## Set problem:
All the data below goes into the copy word for word, but the pictures don't.

## Input material:

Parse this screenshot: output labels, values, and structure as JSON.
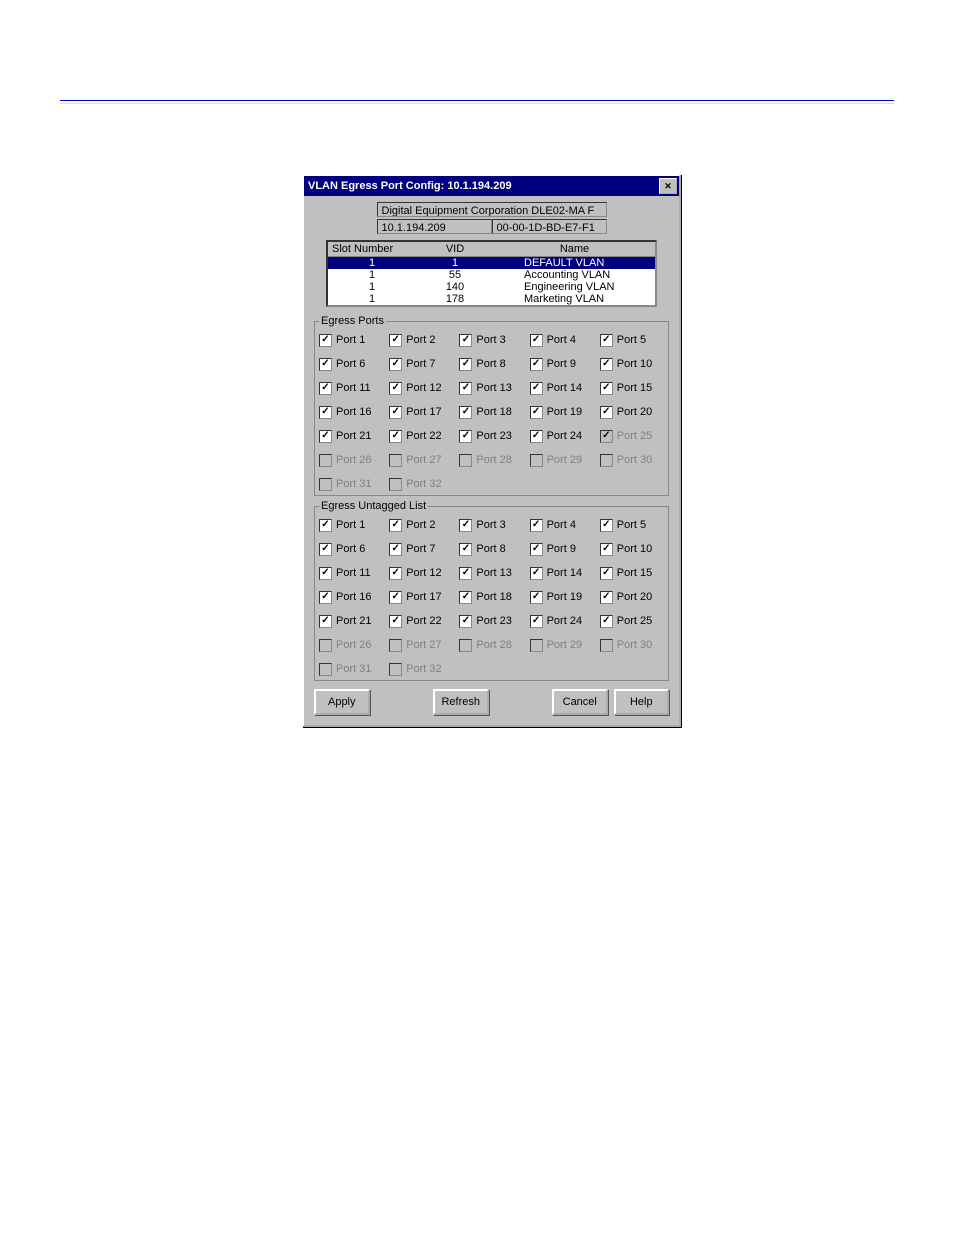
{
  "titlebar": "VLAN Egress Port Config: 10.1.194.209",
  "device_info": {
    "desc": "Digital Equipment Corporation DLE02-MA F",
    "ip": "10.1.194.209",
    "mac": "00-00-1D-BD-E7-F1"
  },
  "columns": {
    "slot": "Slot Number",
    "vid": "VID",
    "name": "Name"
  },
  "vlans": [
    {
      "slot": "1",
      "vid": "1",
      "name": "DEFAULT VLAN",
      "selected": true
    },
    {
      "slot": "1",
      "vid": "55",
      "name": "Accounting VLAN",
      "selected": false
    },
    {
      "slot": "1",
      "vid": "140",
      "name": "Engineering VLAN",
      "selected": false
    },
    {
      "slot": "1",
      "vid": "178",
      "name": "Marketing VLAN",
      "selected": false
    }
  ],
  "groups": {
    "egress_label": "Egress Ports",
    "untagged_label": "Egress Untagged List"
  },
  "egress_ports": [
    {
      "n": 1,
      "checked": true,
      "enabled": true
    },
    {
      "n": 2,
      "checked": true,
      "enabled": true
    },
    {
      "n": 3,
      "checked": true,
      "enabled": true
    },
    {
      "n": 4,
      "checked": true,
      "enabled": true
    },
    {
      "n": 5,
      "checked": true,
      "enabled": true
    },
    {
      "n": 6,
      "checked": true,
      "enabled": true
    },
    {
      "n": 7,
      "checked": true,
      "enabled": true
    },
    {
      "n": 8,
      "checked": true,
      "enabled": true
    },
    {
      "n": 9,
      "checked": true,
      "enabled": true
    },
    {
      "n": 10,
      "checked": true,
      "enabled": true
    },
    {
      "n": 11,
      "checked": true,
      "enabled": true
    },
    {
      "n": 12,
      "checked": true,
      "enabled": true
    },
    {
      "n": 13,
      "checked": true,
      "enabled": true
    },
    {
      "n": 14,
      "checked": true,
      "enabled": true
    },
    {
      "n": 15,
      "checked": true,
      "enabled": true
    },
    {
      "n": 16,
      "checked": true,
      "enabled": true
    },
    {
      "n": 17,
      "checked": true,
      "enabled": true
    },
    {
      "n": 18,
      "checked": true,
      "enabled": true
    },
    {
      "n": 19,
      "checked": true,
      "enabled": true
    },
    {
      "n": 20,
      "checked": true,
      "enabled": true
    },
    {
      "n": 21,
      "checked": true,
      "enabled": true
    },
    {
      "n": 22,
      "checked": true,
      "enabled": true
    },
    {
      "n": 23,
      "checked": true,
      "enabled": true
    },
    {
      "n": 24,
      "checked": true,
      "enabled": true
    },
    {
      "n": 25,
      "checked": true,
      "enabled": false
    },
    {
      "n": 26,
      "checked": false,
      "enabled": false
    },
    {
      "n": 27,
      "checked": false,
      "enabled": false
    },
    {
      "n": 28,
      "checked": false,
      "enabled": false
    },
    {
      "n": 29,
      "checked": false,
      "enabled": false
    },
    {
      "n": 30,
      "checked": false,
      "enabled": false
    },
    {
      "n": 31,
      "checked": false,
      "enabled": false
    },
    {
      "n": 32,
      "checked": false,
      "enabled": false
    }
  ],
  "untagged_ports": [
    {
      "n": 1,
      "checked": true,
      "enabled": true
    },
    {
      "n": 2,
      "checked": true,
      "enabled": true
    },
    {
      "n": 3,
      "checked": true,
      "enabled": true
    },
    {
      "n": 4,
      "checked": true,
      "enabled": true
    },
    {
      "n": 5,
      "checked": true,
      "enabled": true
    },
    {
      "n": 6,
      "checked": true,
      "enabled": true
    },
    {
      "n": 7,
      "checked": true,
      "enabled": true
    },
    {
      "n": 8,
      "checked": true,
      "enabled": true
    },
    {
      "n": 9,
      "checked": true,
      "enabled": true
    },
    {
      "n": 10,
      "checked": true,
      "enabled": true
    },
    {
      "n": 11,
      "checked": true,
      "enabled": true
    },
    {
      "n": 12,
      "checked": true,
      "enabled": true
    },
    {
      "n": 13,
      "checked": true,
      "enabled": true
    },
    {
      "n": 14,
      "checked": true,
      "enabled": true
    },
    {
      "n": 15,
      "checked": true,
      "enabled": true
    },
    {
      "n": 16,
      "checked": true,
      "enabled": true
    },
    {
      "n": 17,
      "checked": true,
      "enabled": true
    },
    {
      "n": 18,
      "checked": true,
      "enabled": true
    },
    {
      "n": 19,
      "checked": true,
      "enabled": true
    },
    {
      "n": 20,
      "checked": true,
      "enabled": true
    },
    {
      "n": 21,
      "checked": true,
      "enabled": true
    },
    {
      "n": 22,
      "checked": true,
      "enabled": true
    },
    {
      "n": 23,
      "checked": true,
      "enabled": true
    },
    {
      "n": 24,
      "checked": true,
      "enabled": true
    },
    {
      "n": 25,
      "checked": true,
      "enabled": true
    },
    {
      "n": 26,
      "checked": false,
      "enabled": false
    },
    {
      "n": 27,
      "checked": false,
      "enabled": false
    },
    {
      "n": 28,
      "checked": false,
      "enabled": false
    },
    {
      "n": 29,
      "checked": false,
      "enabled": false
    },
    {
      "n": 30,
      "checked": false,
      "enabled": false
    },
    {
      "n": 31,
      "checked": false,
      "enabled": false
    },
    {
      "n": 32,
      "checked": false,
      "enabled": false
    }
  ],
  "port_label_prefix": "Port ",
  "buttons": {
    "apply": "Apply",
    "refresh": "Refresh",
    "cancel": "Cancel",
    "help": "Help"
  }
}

## Written response:
Parse this screenshot: output labels, values, and structure as JSON.
{
  "titlebar": "VLAN Egress Port Config: 10.1.194.209",
  "device_info": {
    "desc": "Digital Equipment Corporation DLE02-MA F",
    "ip": "10.1.194.209",
    "mac": "00-00-1D-BD-E7-F1"
  },
  "columns": {
    "slot": "Slot Number",
    "vid": "VID",
    "name": "Name"
  },
  "vlans": [
    {
      "slot": "1",
      "vid": "1",
      "name": "DEFAULT VLAN",
      "selected": true
    },
    {
      "slot": "1",
      "vid": "55",
      "name": "Accounting VLAN",
      "selected": false
    },
    {
      "slot": "1",
      "vid": "140",
      "name": "Engineering VLAN",
      "selected": false
    },
    {
      "slot": "1",
      "vid": "178",
      "name": "Marketing VLAN",
      "selected": false
    }
  ],
  "groups": {
    "egress_label": "Egress Ports",
    "untagged_label": "Egress Untagged List"
  },
  "egress_ports": [
    {
      "n": 1,
      "checked": true,
      "enabled": true
    },
    {
      "n": 2,
      "checked": true,
      "enabled": true
    },
    {
      "n": 3,
      "checked": true,
      "enabled": true
    },
    {
      "n": 4,
      "checked": true,
      "enabled": true
    },
    {
      "n": 5,
      "checked": true,
      "enabled": true
    },
    {
      "n": 6,
      "checked": true,
      "enabled": true
    },
    {
      "n": 7,
      "checked": true,
      "enabled": true
    },
    {
      "n": 8,
      "checked": true,
      "enabled": true
    },
    {
      "n": 9,
      "checked": true,
      "enabled": true
    },
    {
      "n": 10,
      "checked": true,
      "enabled": true
    },
    {
      "n": 11,
      "checked": true,
      "enabled": true
    },
    {
      "n": 12,
      "checked": true,
      "enabled": true
    },
    {
      "n": 13,
      "checked": true,
      "enabled": true
    },
    {
      "n": 14,
      "checked": true,
      "enabled": true
    },
    {
      "n": 15,
      "checked": true,
      "enabled": true
    },
    {
      "n": 16,
      "checked": true,
      "enabled": true
    },
    {
      "n": 17,
      "checked": true,
      "enabled": true
    },
    {
      "n": 18,
      "checked": true,
      "enabled": true
    },
    {
      "n": 19,
      "checked": true,
      "enabled": true
    },
    {
      "n": 20,
      "checked": true,
      "enabled": true
    },
    {
      "n": 21,
      "checked": true,
      "enabled": true
    },
    {
      "n": 22,
      "checked": true,
      "enabled": true
    },
    {
      "n": 23,
      "checked": true,
      "enabled": true
    },
    {
      "n": 24,
      "checked": true,
      "enabled": true
    },
    {
      "n": 25,
      "checked": true,
      "enabled": false
    },
    {
      "n": 26,
      "checked": false,
      "enabled": false
    },
    {
      "n": 27,
      "checked": false,
      "enabled": false
    },
    {
      "n": 28,
      "checked": false,
      "enabled": false
    },
    {
      "n": 29,
      "checked": false,
      "enabled": false
    },
    {
      "n": 30,
      "checked": false,
      "enabled": false
    },
    {
      "n": 31,
      "checked": false,
      "enabled": false
    },
    {
      "n": 32,
      "checked": false,
      "enabled": false
    }
  ],
  "untagged_ports": [
    {
      "n": 1,
      "checked": true,
      "enabled": true
    },
    {
      "n": 2,
      "checked": true,
      "enabled": true
    },
    {
      "n": 3,
      "checked": true,
      "enabled": true
    },
    {
      "n": 4,
      "checked": true,
      "enabled": true
    },
    {
      "n": 5,
      "checked": true,
      "enabled": true
    },
    {
      "n": 6,
      "checked": true,
      "enabled": true
    },
    {
      "n": 7,
      "checked": true,
      "enabled": true
    },
    {
      "n": 8,
      "checked": true,
      "enabled": true
    },
    {
      "n": 9,
      "checked": true,
      "enabled": true
    },
    {
      "n": 10,
      "checked": true,
      "enabled": true
    },
    {
      "n": 11,
      "checked": true,
      "enabled": true
    },
    {
      "n": 12,
      "checked": true,
      "enabled": true
    },
    {
      "n": 13,
      "checked": true,
      "enabled": true
    },
    {
      "n": 14,
      "checked": true,
      "enabled": true
    },
    {
      "n": 15,
      "checked": true,
      "enabled": true
    },
    {
      "n": 16,
      "checked": true,
      "enabled": true
    },
    {
      "n": 17,
      "checked": true,
      "enabled": true
    },
    {
      "n": 18,
      "checked": true,
      "enabled": true
    },
    {
      "n": 19,
      "checked": true,
      "enabled": true
    },
    {
      "n": 20,
      "checked": true,
      "enabled": true
    },
    {
      "n": 21,
      "checked": true,
      "enabled": true
    },
    {
      "n": 22,
      "checked": true,
      "enabled": true
    },
    {
      "n": 23,
      "checked": true,
      "enabled": true
    },
    {
      "n": 24,
      "checked": true,
      "enabled": true
    },
    {
      "n": 25,
      "checked": true,
      "enabled": true
    },
    {
      "n": 26,
      "checked": false,
      "enabled": false
    },
    {
      "n": 27,
      "checked": false,
      "enabled": false
    },
    {
      "n": 28,
      "checked": false,
      "enabled": false
    },
    {
      "n": 29,
      "checked": false,
      "enabled": false
    },
    {
      "n": 30,
      "checked": false,
      "enabled": false
    },
    {
      "n": 31,
      "checked": false,
      "enabled": false
    },
    {
      "n": 32,
      "checked": false,
      "enabled": false
    }
  ],
  "port_label_prefix": "Port ",
  "buttons": {
    "apply": "Apply",
    "refresh": "Refresh",
    "cancel": "Cancel",
    "help": "Help"
  }
}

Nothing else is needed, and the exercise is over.